• Fragmento dado:

Es igual qué luz haya cegado algunos ojos, pues también (gracia del ciego es la finura en la audición y en el olfato) les ha negado las ilusorias visiones que embotaban sus corazones. El horror es lo cotidiano porque a toda luz arroja, ampuloso e impune, las sombras en que horrores se cobijan. El horror es un rostro que se nos vuelve fríamente sin sufrir, una anciana que finje no vernos por la calle por no reconocernos y nosotros que finjimos no verla a ella por no ceder un asiento en el autobús. El horror es redondo como una moneda lejana que cubre con su sombra el mundo. El horror es la prudencia, la inmanencia y la inercia, es la nada que aspira a ser todo cuanto queda.

A esa luz ¿Quién teme una guerra aquí? Si se luchase para no pagar con mil guerras, holocaustos o desmanes - con mil horrores- una paz que sólo deja tranquilas las almas de verdugo, de carcelero y de diablo que renuncian cobardes a sí mismas como instrumento de una imaginada instancia superior incuestionable ¿Quién la iba a temer?

• Datos:
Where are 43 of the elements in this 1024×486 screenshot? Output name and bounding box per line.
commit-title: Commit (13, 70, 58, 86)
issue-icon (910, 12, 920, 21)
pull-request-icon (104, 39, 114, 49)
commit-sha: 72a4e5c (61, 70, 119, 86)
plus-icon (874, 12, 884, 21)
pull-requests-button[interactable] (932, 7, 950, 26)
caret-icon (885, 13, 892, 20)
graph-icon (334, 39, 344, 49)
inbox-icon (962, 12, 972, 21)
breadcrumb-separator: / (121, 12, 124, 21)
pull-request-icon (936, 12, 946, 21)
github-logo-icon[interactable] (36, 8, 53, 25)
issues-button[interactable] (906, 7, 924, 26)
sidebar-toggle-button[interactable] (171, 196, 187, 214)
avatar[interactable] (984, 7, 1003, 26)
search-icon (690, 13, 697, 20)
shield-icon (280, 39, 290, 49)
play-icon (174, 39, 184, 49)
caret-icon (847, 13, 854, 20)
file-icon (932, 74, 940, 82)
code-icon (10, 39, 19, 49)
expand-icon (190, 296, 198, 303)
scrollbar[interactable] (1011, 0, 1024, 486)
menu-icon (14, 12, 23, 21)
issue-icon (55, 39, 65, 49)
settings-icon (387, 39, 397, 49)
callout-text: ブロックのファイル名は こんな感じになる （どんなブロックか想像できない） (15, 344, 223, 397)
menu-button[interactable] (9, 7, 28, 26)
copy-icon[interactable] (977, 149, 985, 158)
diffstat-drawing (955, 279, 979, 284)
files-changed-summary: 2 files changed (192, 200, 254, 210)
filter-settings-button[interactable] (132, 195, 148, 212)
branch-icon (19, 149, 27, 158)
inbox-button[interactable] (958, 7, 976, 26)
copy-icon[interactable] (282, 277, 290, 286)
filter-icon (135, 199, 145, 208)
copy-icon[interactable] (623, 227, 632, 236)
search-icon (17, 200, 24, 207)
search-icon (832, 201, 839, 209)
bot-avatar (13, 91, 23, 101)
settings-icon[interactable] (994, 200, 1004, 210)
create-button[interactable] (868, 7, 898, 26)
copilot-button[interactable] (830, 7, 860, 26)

• Enunciado 1: Reproduce al pie de la letra todo lo que va en el fragmento sobre el horror desde "A esa luz ¿Quién" hasta "iba a temer?".
• Enunciado 2: Escribe de nuevo, sin ningún cambio, todo lo que va desde el comienzo de los registros hasta la línea que contiene "plus-icon (874, 12, 884, 21)", incluidas ambas. No escribas ninguna otra línea.
Los registros no guardan ninguna relación con el fragmento.

• Respuesta 1:
A esa luz ¿Quién teme una guerra aquí? Si se luchase para no pagar con mil guerras, holocaustos o desmanes - con mil horrores- una paz que sólo deja tranquilas las almas de verdugo, de carcelero y de diablo que renuncian cobardes a sí mismas como instrumento de una imaginada instancia superior incuestionable ¿Quién la iba a temer?

• Respuesta 2:
Where are 43 of the elements in this 1024×486 screenshot? Output name and bounding box per line.
commit-title: Commit (13, 70, 58, 86)
issue-icon (910, 12, 920, 21)
pull-request-icon (104, 39, 114, 49)
commit-sha: 72a4e5c (61, 70, 119, 86)
plus-icon (874, 12, 884, 21)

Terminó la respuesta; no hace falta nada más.